§ REQUIRED TASK: Look through the records that follow. Copy every line containing the word "this".

* * * *

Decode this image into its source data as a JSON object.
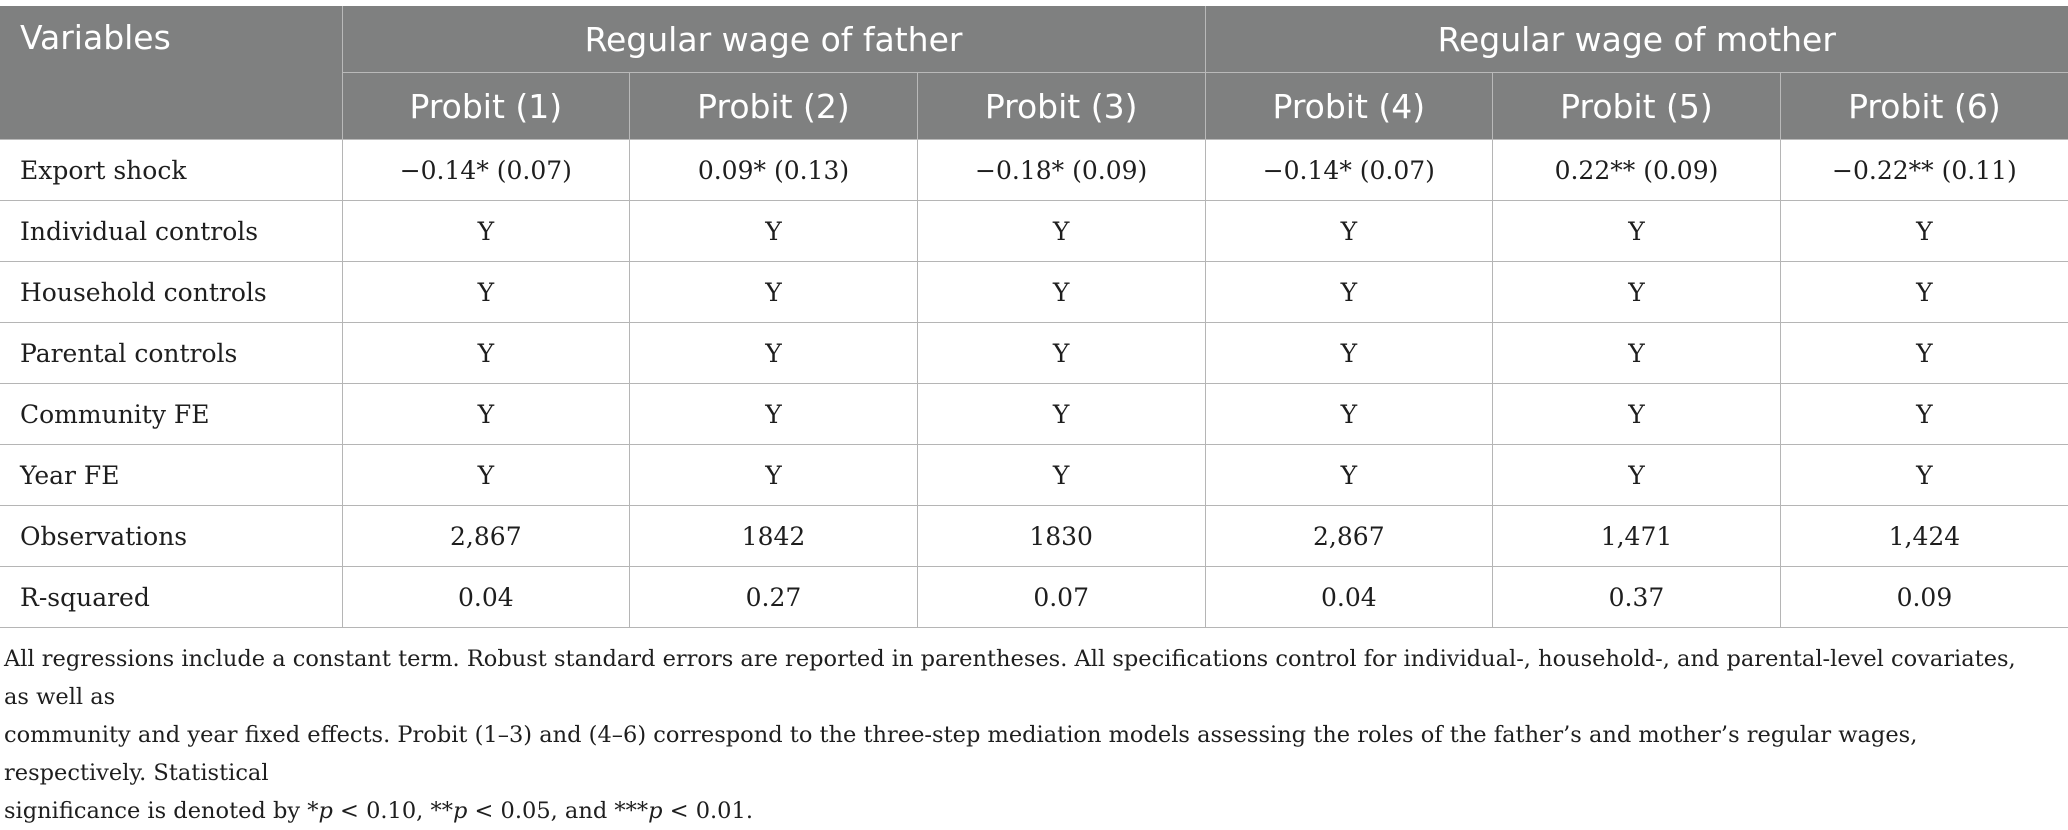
{
  "table": {
    "variables_header": "Variables",
    "group_headers": [
      "Regular wage of father",
      "Regular wage of mother"
    ],
    "model_headers": [
      "Probit (1)",
      "Probit (2)",
      "Probit (3)",
      "Probit (4)",
      "Probit (5)",
      "Probit (6)"
    ],
    "rows": [
      {
        "label": "Export shock",
        "cells": [
          "−0.14* (0.07)",
          "0.09* (0.13)",
          "−0.18* (0.09)",
          "−0.14* (0.07)",
          "0.22** (0.09)",
          "−0.22** (0.11)"
        ]
      },
      {
        "label": "Individual controls",
        "cells": [
          "Y",
          "Y",
          "Y",
          "Y",
          "Y",
          "Y"
        ]
      },
      {
        "label": "Household controls",
        "cells": [
          "Y",
          "Y",
          "Y",
          "Y",
          "Y",
          "Y"
        ]
      },
      {
        "label": "Parental controls",
        "cells": [
          "Y",
          "Y",
          "Y",
          "Y",
          "Y",
          "Y"
        ]
      },
      {
        "label": "Community FE",
        "cells": [
          "Y",
          "Y",
          "Y",
          "Y",
          "Y",
          "Y"
        ]
      },
      {
        "label": "Year FE",
        "cells": [
          "Y",
          "Y",
          "Y",
          "Y",
          "Y",
          "Y"
        ]
      },
      {
        "label": "Observations",
        "cells": [
          "2,867",
          "1842",
          "1830",
          "2,867",
          "1,471",
          "1,424"
        ]
      },
      {
        "label": "R-squared",
        "cells": [
          "0.04",
          "0.27",
          "0.07",
          "0.04",
          "0.37",
          "0.09"
        ]
      }
    ]
  },
  "note": {
    "line1": "All regressions include a constant term. Robust standard errors are reported in parentheses. All specifications control for individual-, household-, and parental-level covariates, as well as",
    "line2": "community and year fixed effects. Probit (1–3) and (4–6) correspond to the three-step mediation models assessing the roles of the father’s and mother’s regular wages, respectively. Statistical",
    "line3_prefix": "significance is denoted by *",
    "p_symbol": "p",
    "t1": " < 0.10, **",
    "t2": " < 0.05, and ***",
    "t3": " < 0.01."
  }
}
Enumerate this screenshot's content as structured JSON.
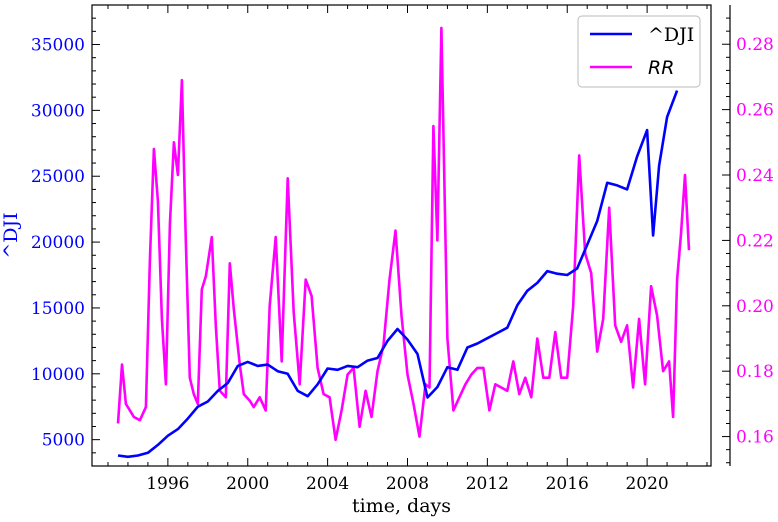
{
  "chart_data": {
    "type": "line",
    "xlabel": "time, days",
    "ylabel_left": "^DJI",
    "ylabel_right": "",
    "x_ticks": [
      1996,
      2000,
      2004,
      2008,
      2012,
      2016,
      2020
    ],
    "xlim": [
      1992.2,
      2023.2
    ],
    "y_left": {
      "lim": [
        3000,
        38000
      ],
      "ticks": [
        5000,
        10000,
        15000,
        20000,
        25000,
        30000,
        35000
      ],
      "color": "#0000ff"
    },
    "y_right": {
      "lim": [
        0.151,
        0.292
      ],
      "ticks": [
        0.16,
        0.18,
        0.2,
        0.22,
        0.24,
        0.26,
        0.28
      ],
      "color": "#ff00ff"
    },
    "legend_position": "top-right",
    "series": [
      {
        "name": "^DJI",
        "axis": "left",
        "color": "#0000ff",
        "x": [
          1993.5,
          1994.0,
          1994.5,
          1995.0,
          1995.5,
          1996.0,
          1996.5,
          1997.0,
          1997.5,
          1998.0,
          1998.5,
          1999.0,
          1999.5,
          2000.0,
          2000.5,
          2001.0,
          2001.5,
          2002.0,
          2002.5,
          2003.0,
          2003.5,
          2004.0,
          2004.5,
          2005.0,
          2005.5,
          2006.0,
          2006.5,
          2007.0,
          2007.5,
          2008.0,
          2008.5,
          2009.0,
          2009.5,
          2010.0,
          2010.5,
          2011.0,
          2011.5,
          2012.0,
          2012.5,
          2013.0,
          2013.5,
          2014.0,
          2014.5,
          2015.0,
          2015.5,
          2016.0,
          2016.5,
          2017.0,
          2017.5,
          2018.0,
          2018.5,
          2019.0,
          2019.5,
          2020.0,
          2020.3,
          2020.6,
          2021.0,
          2021.5
        ],
        "y": [
          3800,
          3700,
          3800,
          4000,
          4600,
          5300,
          5800,
          6600,
          7500,
          7900,
          8700,
          9300,
          10600,
          10900,
          10600,
          10700,
          10200,
          10000,
          8700,
          8300,
          9200,
          10400,
          10300,
          10600,
          10500,
          11000,
          11200,
          12500,
          13400,
          12600,
          11500,
          8200,
          9000,
          10500,
          10300,
          12000,
          12300,
          12700,
          13100,
          13500,
          15200,
          16300,
          16900,
          17800,
          17600,
          17500,
          18000,
          19800,
          21600,
          24500,
          24300,
          24000,
          26500,
          28500,
          20500,
          25800,
          29500,
          31500
        ]
      },
      {
        "name": "RR",
        "axis": "right",
        "color": "#ff00ff",
        "x": [
          1993.5,
          1993.7,
          1993.9,
          1994.1,
          1994.3,
          1994.6,
          1994.9,
          1995.1,
          1995.3,
          1995.5,
          1995.7,
          1995.9,
          1996.1,
          1996.3,
          1996.5,
          1996.7,
          1996.9,
          1997.1,
          1997.3,
          1997.5,
          1997.7,
          1997.9,
          1998.2,
          1998.4,
          1998.6,
          1998.9,
          1999.1,
          1999.3,
          1999.6,
          1999.8,
          2000.1,
          2000.3,
          2000.6,
          2000.9,
          2001.1,
          2001.4,
          2001.7,
          2002.0,
          2002.3,
          2002.6,
          2002.9,
          2003.2,
          2003.5,
          2003.8,
          2004.1,
          2004.4,
          2004.7,
          2005.0,
          2005.3,
          2005.6,
          2005.9,
          2006.2,
          2006.5,
          2006.8,
          2007.1,
          2007.4,
          2007.7,
          2008.0,
          2008.3,
          2008.6,
          2008.9,
          2009.1,
          2009.3,
          2009.5,
          2009.7,
          2010.0,
          2010.3,
          2010.6,
          2010.9,
          2011.2,
          2011.5,
          2011.8,
          2012.1,
          2012.4,
          2012.7,
          2013.0,
          2013.3,
          2013.6,
          2013.9,
          2014.2,
          2014.5,
          2014.8,
          2015.1,
          2015.4,
          2015.7,
          2016.0,
          2016.3,
          2016.6,
          2016.9,
          2017.2,
          2017.5,
          2017.8,
          2018.1,
          2018.4,
          2018.7,
          2019.0,
          2019.3,
          2019.6,
          2019.9,
          2020.2,
          2020.5,
          2020.8,
          2021.1,
          2021.3,
          2021.5,
          2021.7,
          2021.9,
          2022.1
        ],
        "y": [
          0.164,
          0.182,
          0.17,
          0.168,
          0.166,
          0.165,
          0.169,
          0.214,
          0.248,
          0.232,
          0.196,
          0.176,
          0.225,
          0.25,
          0.24,
          0.269,
          0.22,
          0.178,
          0.173,
          0.17,
          0.205,
          0.209,
          0.221,
          0.194,
          0.174,
          0.172,
          0.213,
          0.199,
          0.182,
          0.173,
          0.171,
          0.169,
          0.172,
          0.168,
          0.2,
          0.221,
          0.183,
          0.239,
          0.198,
          0.176,
          0.208,
          0.203,
          0.181,
          0.173,
          0.172,
          0.159,
          0.168,
          0.179,
          0.181,
          0.163,
          0.174,
          0.166,
          0.18,
          0.188,
          0.208,
          0.223,
          0.197,
          0.179,
          0.17,
          0.16,
          0.176,
          0.175,
          0.255,
          0.22,
          0.285,
          0.19,
          0.168,
          0.172,
          0.176,
          0.179,
          0.181,
          0.181,
          0.168,
          0.176,
          0.175,
          0.174,
          0.183,
          0.173,
          0.178,
          0.172,
          0.19,
          0.178,
          0.178,
          0.192,
          0.178,
          0.178,
          0.2,
          0.246,
          0.216,
          0.21,
          0.186,
          0.196,
          0.23,
          0.194,
          0.189,
          0.194,
          0.175,
          0.196,
          0.176,
          0.206,
          0.197,
          0.18,
          0.183,
          0.166,
          0.208,
          0.222,
          0.24,
          0.217
        ]
      }
    ],
    "legend": [
      {
        "label": "^DJI",
        "color": "#0000ff"
      },
      {
        "label": "RR",
        "color": "#ff00ff"
      }
    ]
  }
}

* * * *

§ EXPECTED OUTPUT:
Decode this image into its source data as a JSON object.
Enumerate this screenshot's content as structured JSON.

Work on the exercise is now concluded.